═══ Data shown ═══

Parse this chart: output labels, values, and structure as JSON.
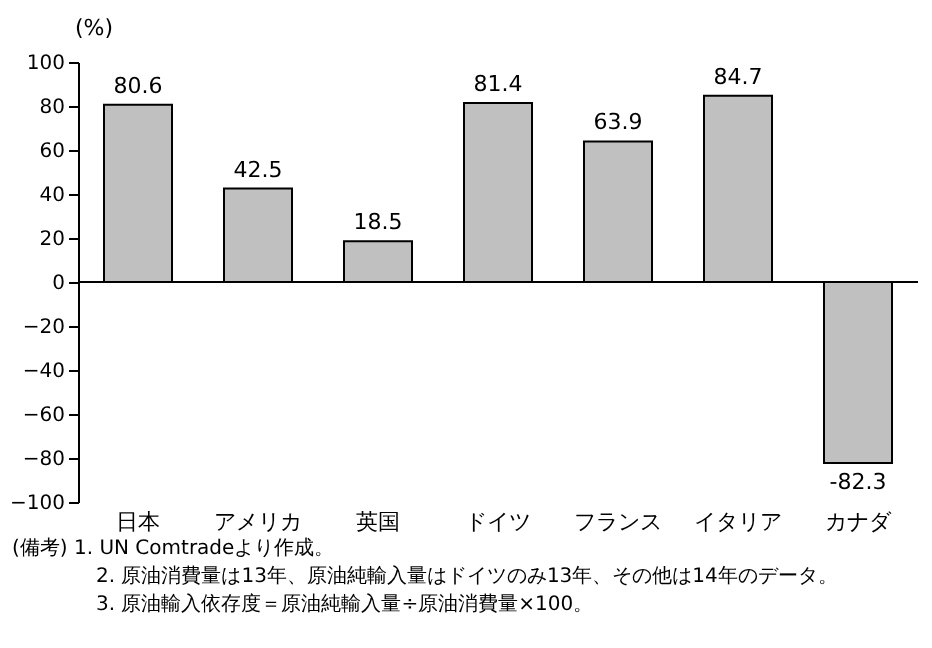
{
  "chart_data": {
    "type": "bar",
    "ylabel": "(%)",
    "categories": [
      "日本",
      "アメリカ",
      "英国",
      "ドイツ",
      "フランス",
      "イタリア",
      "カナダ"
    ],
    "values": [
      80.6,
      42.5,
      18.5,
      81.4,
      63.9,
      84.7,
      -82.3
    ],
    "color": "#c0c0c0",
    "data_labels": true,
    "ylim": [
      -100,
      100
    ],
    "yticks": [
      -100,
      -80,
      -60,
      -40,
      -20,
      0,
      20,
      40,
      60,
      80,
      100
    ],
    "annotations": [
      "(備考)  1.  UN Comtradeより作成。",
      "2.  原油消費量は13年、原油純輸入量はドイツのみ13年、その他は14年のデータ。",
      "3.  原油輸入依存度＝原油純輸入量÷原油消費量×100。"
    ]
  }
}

═══
═══ Data shown ═══

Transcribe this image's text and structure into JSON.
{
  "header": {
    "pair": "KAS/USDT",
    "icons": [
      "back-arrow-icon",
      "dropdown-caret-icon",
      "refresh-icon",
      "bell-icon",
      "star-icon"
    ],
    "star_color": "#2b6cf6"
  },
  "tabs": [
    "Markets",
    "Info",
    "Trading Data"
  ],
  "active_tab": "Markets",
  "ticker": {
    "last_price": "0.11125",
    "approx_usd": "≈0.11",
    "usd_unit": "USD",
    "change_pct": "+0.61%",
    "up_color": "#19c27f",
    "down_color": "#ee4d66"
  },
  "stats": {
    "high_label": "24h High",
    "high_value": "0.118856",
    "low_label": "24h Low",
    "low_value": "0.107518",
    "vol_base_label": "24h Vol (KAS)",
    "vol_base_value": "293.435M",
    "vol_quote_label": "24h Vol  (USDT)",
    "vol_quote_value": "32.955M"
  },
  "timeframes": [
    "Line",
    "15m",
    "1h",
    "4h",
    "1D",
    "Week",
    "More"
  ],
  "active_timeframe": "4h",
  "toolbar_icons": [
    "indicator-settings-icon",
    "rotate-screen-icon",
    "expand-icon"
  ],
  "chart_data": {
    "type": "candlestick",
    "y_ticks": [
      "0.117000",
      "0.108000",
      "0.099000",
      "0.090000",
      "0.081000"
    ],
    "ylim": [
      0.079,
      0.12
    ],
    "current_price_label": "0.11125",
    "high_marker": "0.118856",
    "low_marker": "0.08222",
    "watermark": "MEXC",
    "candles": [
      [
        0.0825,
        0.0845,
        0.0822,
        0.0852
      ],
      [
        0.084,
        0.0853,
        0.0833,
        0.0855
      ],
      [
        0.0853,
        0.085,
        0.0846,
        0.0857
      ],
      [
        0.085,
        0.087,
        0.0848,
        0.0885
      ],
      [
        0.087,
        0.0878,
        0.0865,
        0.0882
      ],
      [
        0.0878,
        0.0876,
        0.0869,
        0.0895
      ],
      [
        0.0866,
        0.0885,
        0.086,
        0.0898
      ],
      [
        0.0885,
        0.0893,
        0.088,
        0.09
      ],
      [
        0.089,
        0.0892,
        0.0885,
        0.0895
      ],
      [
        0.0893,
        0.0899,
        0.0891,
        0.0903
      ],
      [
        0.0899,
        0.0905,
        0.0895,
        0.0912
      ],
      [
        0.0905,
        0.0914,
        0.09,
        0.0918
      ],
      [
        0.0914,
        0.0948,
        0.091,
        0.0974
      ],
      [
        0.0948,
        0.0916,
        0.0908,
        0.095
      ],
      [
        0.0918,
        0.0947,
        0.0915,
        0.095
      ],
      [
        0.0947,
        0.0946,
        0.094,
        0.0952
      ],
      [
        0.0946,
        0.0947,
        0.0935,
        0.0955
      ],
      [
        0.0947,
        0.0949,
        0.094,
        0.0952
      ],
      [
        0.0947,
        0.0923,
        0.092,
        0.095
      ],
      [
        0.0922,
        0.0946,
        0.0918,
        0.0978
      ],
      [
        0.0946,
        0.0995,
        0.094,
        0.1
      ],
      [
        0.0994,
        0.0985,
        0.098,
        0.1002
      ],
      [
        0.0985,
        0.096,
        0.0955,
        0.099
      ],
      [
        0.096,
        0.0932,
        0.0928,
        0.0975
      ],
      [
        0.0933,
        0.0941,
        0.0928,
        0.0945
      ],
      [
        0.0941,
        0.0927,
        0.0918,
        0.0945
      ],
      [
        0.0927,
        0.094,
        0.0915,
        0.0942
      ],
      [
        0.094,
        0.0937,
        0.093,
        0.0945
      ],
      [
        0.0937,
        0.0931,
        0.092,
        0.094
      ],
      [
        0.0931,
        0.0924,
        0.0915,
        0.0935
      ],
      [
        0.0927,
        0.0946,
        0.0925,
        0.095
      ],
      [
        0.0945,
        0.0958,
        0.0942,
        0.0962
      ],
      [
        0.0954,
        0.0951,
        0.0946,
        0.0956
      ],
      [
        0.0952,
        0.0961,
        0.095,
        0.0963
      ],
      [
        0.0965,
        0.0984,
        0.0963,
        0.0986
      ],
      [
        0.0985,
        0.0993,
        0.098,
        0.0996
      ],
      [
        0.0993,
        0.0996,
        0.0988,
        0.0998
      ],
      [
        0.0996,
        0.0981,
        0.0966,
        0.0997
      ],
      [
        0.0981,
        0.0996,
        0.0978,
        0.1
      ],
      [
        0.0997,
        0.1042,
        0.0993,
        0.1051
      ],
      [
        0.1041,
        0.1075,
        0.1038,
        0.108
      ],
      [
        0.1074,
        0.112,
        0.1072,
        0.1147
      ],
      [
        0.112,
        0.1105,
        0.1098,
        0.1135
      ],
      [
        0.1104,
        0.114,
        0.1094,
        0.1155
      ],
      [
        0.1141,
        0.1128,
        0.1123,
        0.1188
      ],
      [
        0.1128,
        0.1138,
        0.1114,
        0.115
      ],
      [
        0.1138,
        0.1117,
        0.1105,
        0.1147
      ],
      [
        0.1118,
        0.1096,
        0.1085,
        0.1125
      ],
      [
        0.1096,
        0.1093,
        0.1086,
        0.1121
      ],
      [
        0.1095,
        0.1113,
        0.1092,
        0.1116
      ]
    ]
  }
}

═══
═══ Data shown ═══

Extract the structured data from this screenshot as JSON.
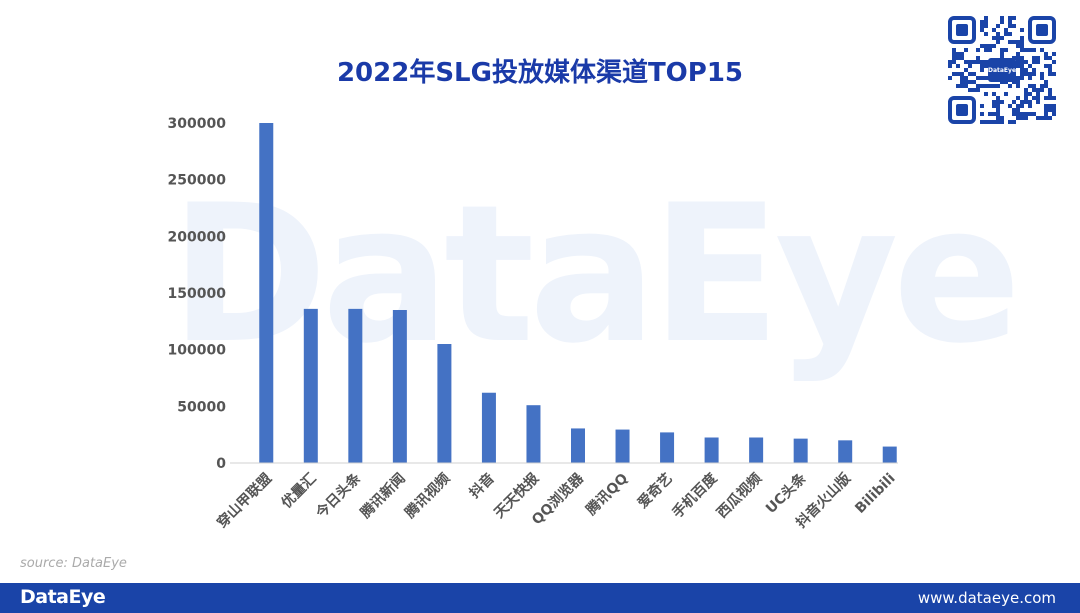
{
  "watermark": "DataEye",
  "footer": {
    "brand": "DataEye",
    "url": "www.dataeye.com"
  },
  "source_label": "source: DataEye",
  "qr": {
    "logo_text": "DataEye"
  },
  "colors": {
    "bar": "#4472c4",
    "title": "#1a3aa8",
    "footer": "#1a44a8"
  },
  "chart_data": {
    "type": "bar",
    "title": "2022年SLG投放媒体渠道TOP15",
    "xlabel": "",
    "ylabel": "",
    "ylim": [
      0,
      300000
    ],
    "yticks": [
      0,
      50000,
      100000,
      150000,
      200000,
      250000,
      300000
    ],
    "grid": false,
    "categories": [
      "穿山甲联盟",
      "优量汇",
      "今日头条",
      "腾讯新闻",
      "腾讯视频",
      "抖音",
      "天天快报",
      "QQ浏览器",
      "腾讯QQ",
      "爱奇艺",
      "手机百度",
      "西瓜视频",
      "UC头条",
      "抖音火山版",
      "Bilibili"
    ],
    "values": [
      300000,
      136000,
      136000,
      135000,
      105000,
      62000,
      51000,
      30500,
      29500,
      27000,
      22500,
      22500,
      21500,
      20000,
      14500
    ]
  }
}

═══

■ Work to be completed ■
Find how many lines hold the string "this", and state that number alone.

■ Finished exercise ■
3